**Exercise aim**. Search the records below for the string "relative" and report only the number of lines that contain it.

(Document content entries)
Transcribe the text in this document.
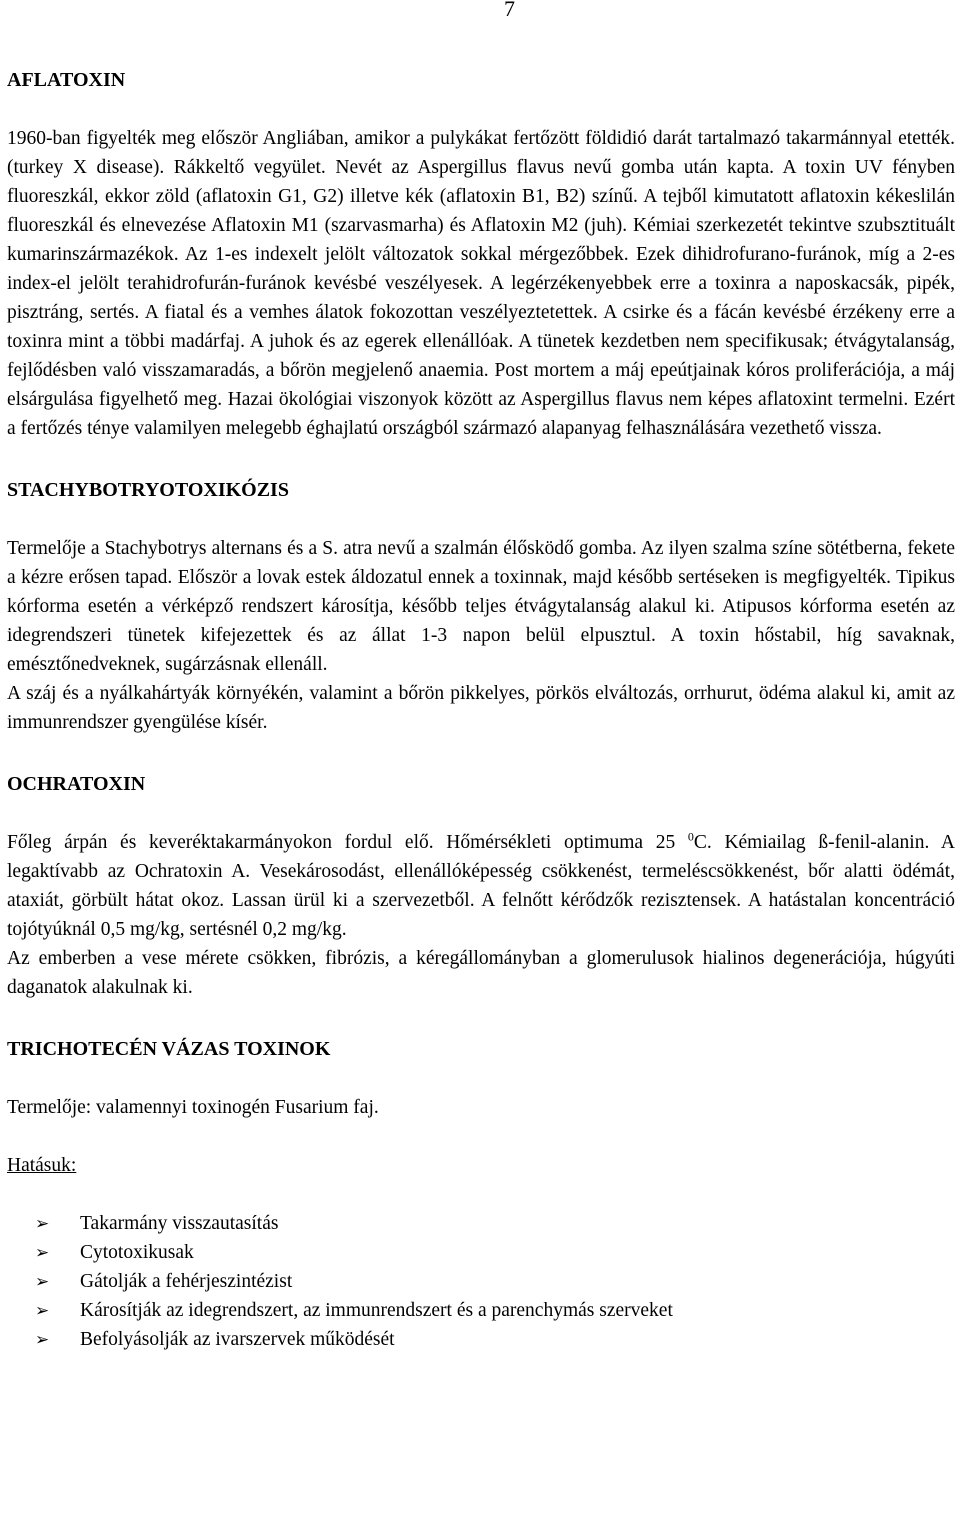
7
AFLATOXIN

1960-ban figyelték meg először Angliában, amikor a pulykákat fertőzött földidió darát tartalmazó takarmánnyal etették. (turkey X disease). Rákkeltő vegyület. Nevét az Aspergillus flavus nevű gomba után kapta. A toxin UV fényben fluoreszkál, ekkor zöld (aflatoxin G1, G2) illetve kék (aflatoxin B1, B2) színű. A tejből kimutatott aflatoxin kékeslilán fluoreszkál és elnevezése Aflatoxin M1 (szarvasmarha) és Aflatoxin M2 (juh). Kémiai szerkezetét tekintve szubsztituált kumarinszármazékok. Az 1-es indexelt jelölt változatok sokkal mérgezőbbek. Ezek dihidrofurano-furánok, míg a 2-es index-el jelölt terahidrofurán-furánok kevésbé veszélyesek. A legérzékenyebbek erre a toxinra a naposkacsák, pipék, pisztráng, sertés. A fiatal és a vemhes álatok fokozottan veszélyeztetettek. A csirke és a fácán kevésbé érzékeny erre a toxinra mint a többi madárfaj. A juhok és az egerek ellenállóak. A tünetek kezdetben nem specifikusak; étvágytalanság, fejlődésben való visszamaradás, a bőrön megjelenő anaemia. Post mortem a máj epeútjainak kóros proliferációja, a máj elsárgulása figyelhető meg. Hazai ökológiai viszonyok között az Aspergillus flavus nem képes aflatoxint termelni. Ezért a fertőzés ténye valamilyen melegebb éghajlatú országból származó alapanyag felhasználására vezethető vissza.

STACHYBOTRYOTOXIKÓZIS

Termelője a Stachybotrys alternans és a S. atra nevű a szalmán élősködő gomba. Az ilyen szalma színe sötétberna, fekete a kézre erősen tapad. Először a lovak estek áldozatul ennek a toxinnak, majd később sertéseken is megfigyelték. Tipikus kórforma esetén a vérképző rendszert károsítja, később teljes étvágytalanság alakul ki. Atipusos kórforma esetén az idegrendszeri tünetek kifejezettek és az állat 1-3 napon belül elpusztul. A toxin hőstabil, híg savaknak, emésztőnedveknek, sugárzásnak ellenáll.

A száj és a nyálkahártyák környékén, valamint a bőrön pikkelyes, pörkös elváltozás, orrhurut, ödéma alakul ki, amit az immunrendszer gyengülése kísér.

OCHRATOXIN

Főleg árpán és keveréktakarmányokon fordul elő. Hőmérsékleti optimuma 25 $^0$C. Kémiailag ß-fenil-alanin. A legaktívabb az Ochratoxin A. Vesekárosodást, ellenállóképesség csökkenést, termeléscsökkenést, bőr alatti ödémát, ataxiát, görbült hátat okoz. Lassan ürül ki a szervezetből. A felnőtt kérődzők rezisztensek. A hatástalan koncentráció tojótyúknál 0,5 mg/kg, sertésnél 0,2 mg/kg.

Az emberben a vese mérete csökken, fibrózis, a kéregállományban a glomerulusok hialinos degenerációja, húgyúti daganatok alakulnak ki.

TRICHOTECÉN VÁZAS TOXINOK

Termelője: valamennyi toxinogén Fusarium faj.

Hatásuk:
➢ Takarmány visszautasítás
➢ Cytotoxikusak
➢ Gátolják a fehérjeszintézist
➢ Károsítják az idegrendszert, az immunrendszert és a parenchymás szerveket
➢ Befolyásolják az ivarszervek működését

* * *

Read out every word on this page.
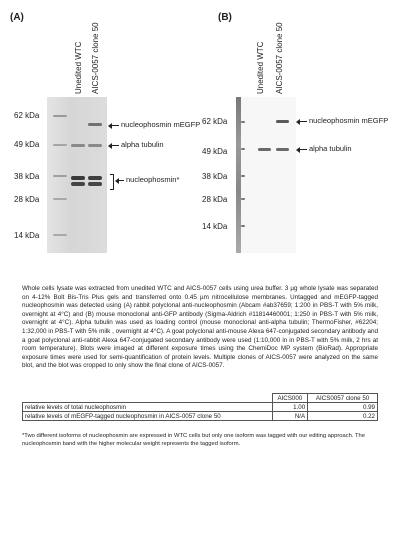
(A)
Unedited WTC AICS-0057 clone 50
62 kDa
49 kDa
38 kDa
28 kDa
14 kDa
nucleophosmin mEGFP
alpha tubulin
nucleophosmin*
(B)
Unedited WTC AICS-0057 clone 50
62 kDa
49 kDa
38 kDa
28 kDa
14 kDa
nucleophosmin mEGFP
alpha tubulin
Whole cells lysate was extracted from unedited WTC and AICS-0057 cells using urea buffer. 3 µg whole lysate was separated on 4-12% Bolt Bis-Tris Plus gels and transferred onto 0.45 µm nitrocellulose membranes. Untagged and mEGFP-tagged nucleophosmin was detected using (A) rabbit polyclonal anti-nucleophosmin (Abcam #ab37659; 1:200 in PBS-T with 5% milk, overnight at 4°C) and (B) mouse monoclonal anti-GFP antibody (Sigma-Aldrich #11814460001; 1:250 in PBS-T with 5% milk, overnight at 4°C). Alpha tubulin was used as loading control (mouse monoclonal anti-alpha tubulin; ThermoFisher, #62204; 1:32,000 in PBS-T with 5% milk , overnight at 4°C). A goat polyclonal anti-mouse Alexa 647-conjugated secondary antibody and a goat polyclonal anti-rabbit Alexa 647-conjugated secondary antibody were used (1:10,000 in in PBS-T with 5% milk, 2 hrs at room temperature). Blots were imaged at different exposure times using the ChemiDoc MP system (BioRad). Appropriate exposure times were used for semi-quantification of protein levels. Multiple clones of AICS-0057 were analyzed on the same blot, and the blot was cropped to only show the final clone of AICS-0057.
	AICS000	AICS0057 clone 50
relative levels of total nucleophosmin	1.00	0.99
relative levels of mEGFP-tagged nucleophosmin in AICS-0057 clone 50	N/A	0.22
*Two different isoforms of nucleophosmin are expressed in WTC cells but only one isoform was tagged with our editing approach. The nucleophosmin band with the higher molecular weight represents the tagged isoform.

**Answer area**. 2